[Data records]
━━━━━━━━

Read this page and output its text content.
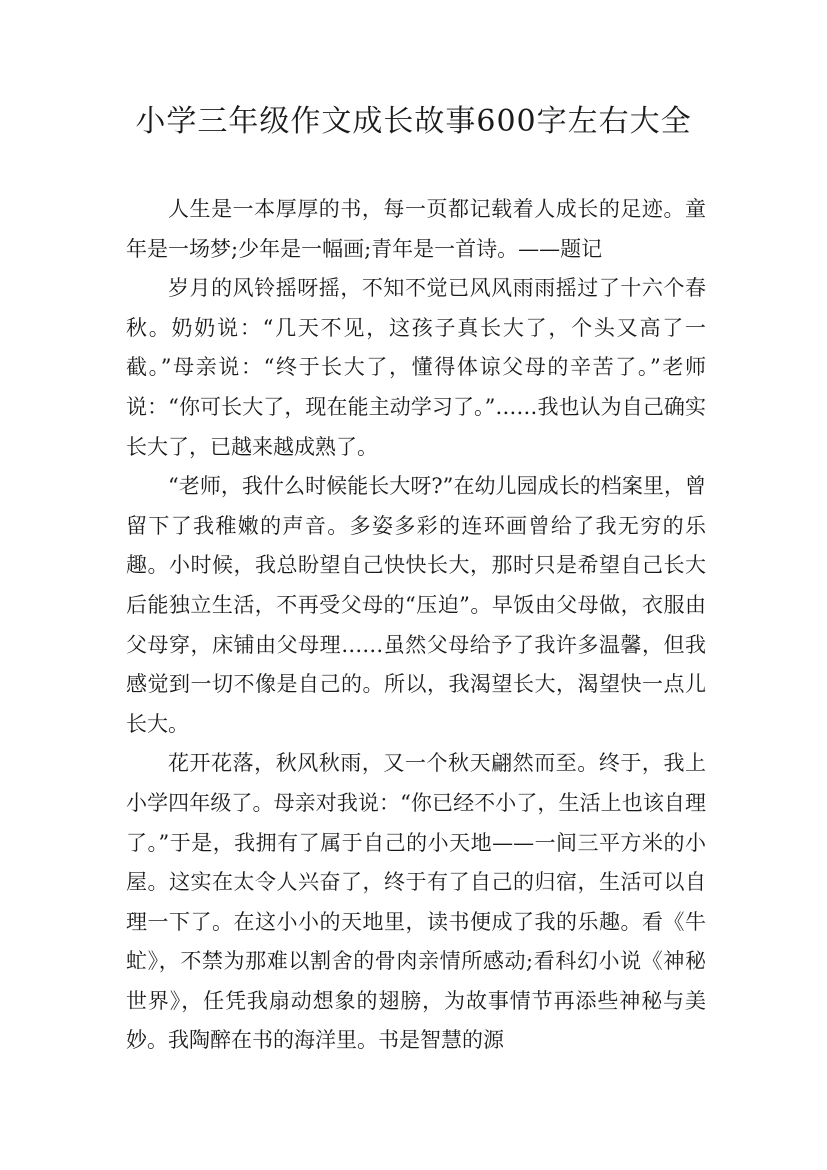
小学三年级作文成长故事600字左右大全

人生是一本厚厚的书，每一页都记载着人成长的足迹。童年是一场梦;少年是一幅画;青年是一首诗。——题记

岁月的风铃摇呀摇，不知不觉已风风雨雨摇过了十六个春秋。奶奶说：“几天不见，这孩子真长大了，个头又高了一截。”母亲说：“终于长大了，懂得体谅父母的辛苦了。”老师说：“你可长大了，现在能主动学习了。”……我也认为自己确实长大了，已越来越成熟了。

“老师，我什么时候能长大呀?”在幼儿园成长的档案里，曾留下了我稚嫩的声音。多姿多彩的连环画曾给了我无穷的乐趣。小时候，我总盼望自己快快长大，那时只是希望自己长大后能独立生活，不再受父母的“压迫”。早饭由父母做，衣服由父母穿，床铺由父母理……虽然父母给予了我许多温馨，但我感觉到一切不像是自己的。所以，我渴望长大，渴望快一点儿长大。

花开花落，秋风秋雨，又一个秋天翩然而至。终于，我上小学四年级了。母亲对我说：“你已经不小了，生活上也该自理了。”于是，我拥有了属于自己的小天地——一间三平方米的小屋。这实在太令人兴奋了，终于有了自己的归宿，生活可以自理一下了。在这小小的天地里，读书便成了我的乐趣。看《牛虻》，不禁为那难以割舍的骨肉亲情所感动;看科幻小说《神秘世界》，任凭我扇动想象的翅膀，为故事情节再添些神秘与美妙。我陶醉在书的海洋里。书是智慧的源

━━━━━━━━

WHAT NEEDS TO BE DONE:
Reproduce each entry precisely. Leave the pictures out.

RESPONSE TO THE EXERCISE:
Read this page and output its text content.
小学三年级作文成长故事600字左右大全

人生是一本厚厚的书，每一页都记载着人成长的足迹。童年是一场梦;少年是一幅画;青年是一首诗。——题记

岁月的风铃摇呀摇，不知不觉已风风雨雨摇过了十六个春秋。奶奶说：“几天不见，这孩子真长大了，个头又高了一截。”母亲说：“终于长大了，懂得体谅父母的辛苦了。”老师说：“你可长大了，现在能主动学习了。”……我也认为自己确实长大了，已越来越成熟了。

“老师，我什么时候能长大呀?”在幼儿园成长的档案里，曾留下了我稚嫩的声音。多姿多彩的连环画曾给了我无穷的乐趣。小时候，我总盼望自己快快长大，那时只是希望自己长大后能独立生活，不再受父母的“压迫”。早饭由父母做，衣服由父母穿，床铺由父母理……虽然父母给予了我许多温馨，但我感觉到一切不像是自己的。所以，我渴望长大，渴望快一点儿长大。

花开花落，秋风秋雨，又一个秋天翩然而至。终于，我上小学四年级了。母亲对我说：“你已经不小了，生活上也该自理了。”于是，我拥有了属于自己的小天地——一间三平方米的小屋。这实在太令人兴奋了，终于有了自己的归宿，生活可以自理一下了。在这小小的天地里，读书便成了我的乐趣。看《牛虻》，不禁为那难以割舍的骨肉亲情所感动;看科幻小说《神秘世界》，任凭我扇动想象的翅膀，为故事情节再添些神秘与美妙。我陶醉在书的海洋里。书是智慧的源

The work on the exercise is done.